* _EXERCISE_
Find and copy every line in the records that includes the string "climate".

* _GIVEN RECORDS_
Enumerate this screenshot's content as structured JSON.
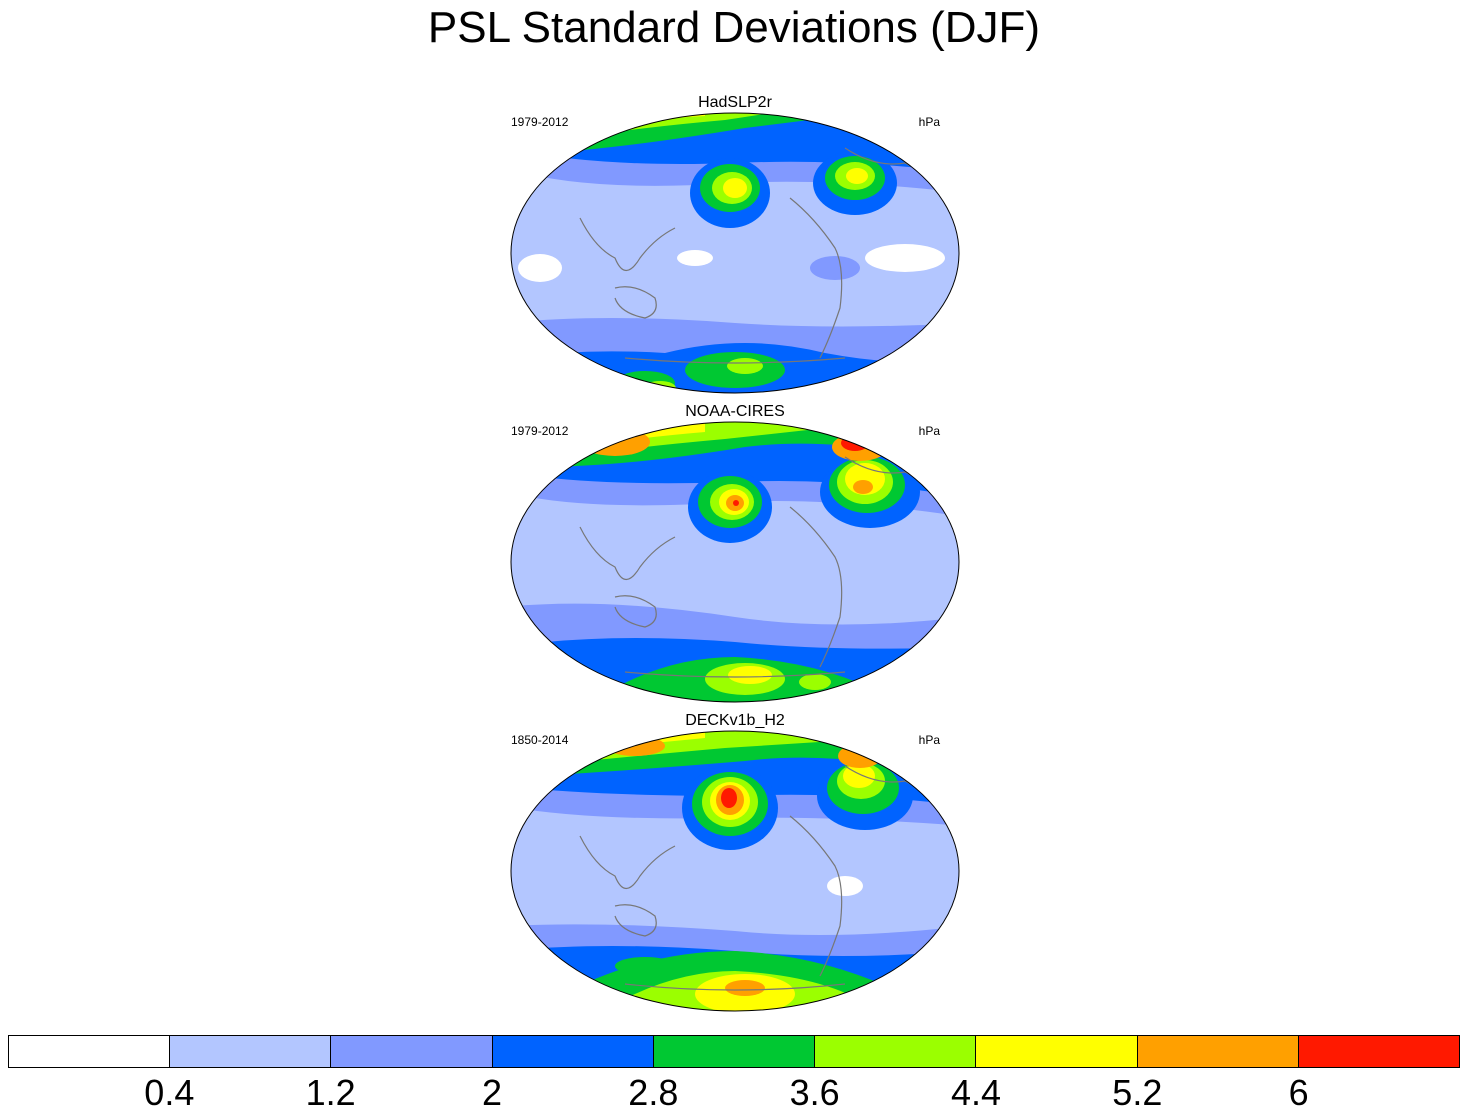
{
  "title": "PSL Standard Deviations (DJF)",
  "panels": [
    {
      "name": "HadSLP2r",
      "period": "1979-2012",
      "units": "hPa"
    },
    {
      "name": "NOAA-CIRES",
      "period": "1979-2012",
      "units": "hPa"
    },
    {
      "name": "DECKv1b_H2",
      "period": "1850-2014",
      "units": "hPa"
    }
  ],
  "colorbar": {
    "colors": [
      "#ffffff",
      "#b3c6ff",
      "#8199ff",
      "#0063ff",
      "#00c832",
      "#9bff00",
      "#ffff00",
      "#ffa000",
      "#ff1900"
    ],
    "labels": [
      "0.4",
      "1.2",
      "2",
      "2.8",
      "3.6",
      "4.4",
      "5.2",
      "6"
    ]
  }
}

==

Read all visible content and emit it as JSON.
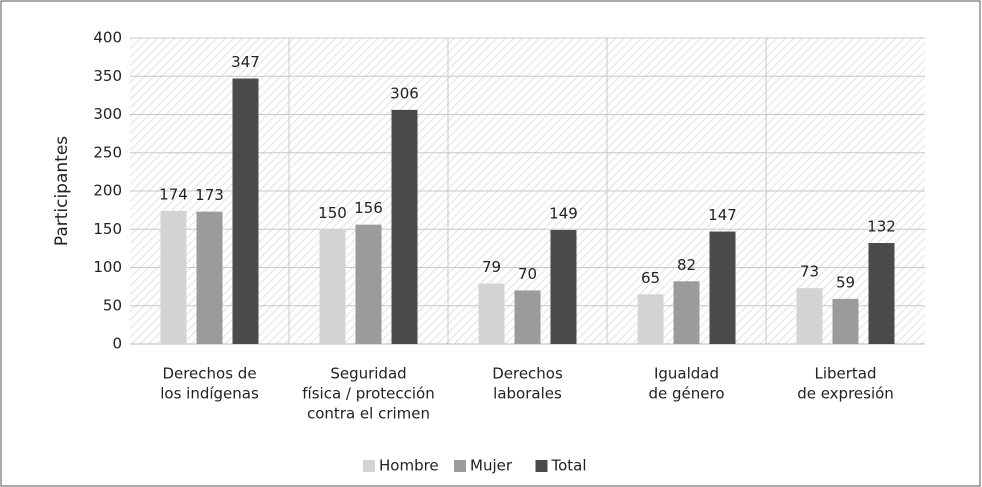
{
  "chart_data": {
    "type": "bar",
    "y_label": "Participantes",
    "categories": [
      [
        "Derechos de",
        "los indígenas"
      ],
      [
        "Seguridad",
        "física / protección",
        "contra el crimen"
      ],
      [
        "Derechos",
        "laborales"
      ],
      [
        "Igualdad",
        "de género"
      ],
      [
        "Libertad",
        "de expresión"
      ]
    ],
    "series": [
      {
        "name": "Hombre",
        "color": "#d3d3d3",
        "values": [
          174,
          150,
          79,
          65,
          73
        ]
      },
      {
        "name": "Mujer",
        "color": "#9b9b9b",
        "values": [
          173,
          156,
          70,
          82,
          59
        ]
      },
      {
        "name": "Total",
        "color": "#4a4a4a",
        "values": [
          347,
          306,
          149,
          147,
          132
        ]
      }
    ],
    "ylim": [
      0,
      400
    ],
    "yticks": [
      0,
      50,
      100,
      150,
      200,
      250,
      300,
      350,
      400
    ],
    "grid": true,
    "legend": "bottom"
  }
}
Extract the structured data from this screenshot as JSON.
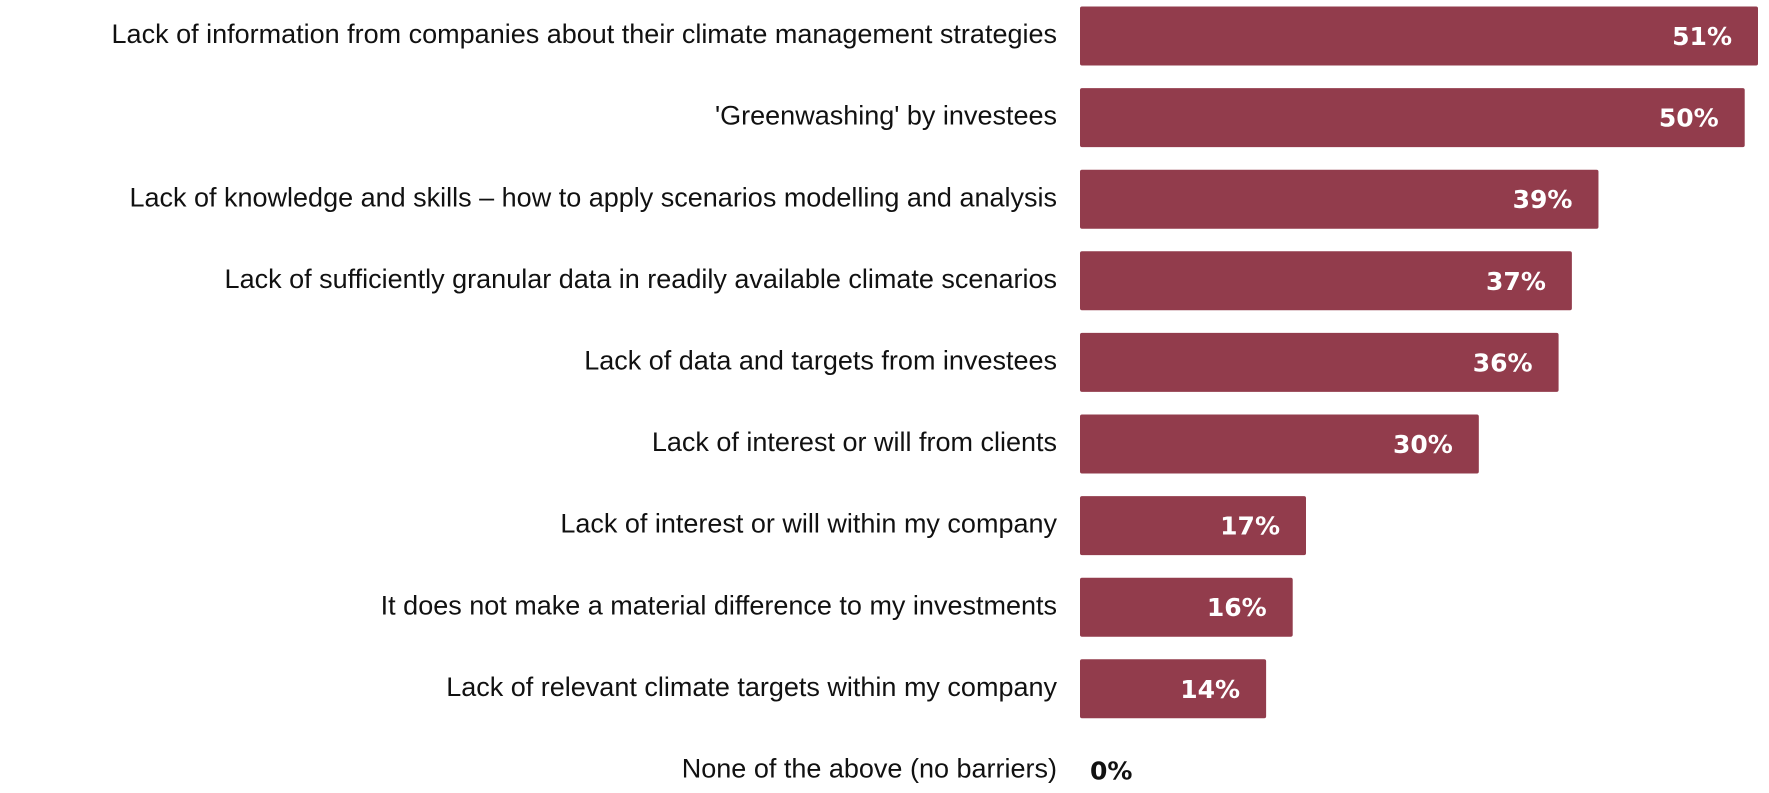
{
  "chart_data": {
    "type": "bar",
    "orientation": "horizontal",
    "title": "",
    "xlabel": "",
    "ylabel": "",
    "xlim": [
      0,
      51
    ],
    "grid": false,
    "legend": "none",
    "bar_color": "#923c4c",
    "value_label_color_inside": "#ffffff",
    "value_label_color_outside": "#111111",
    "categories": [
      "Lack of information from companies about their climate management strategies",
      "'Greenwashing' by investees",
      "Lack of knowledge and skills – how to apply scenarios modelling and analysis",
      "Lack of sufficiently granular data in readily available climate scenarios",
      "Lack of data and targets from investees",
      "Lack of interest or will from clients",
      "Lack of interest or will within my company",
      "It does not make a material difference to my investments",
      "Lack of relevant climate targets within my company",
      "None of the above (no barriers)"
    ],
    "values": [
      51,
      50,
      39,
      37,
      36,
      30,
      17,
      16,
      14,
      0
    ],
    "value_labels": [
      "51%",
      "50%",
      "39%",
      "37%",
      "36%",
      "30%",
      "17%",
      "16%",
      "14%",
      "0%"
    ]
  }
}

* _REPLY TO THE EXERCISE_
      "Lack of information from companies about their climate management strategies",
      "Lack of sufficiently granular data in readily available climate scenarios",
      "Lack of relevant climate targets within my company",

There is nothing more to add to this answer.